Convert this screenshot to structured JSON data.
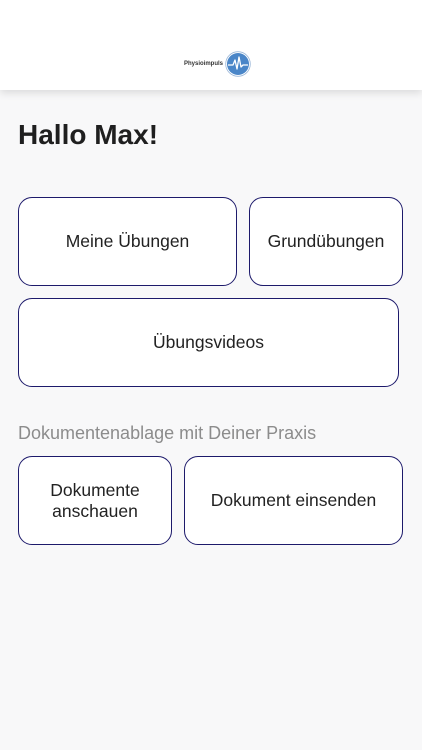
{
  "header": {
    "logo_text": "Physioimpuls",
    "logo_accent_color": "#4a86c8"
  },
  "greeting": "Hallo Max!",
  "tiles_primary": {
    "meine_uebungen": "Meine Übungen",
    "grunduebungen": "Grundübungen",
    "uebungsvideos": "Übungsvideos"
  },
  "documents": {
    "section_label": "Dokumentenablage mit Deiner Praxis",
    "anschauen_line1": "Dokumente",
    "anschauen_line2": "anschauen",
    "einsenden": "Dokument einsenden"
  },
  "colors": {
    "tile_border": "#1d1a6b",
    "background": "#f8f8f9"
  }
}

====================

DIRECTION:
Do not copy the pictures, but repeat every line exactly.

SOLUTION TO THE PROBLEM:
Convert this screenshot to structured JSON data.
{
  "header": {
    "logo_text": "Physioimpuls",
    "logo_accent_color": "#4a86c8"
  },
  "greeting": "Hallo Max!",
  "tiles_primary": {
    "meine_uebungen": "Meine Übungen",
    "grunduebungen": "Grundübungen",
    "uebungsvideos": "Übungsvideos"
  },
  "documents": {
    "section_label": "Dokumentenablage mit Deiner Praxis",
    "anschauen_line1": "Dokumente",
    "anschauen_line2": "anschauen",
    "einsenden": "Dokument einsenden"
  },
  "colors": {
    "tile_border": "#1d1a6b",
    "background": "#f8f8f9"
  }
}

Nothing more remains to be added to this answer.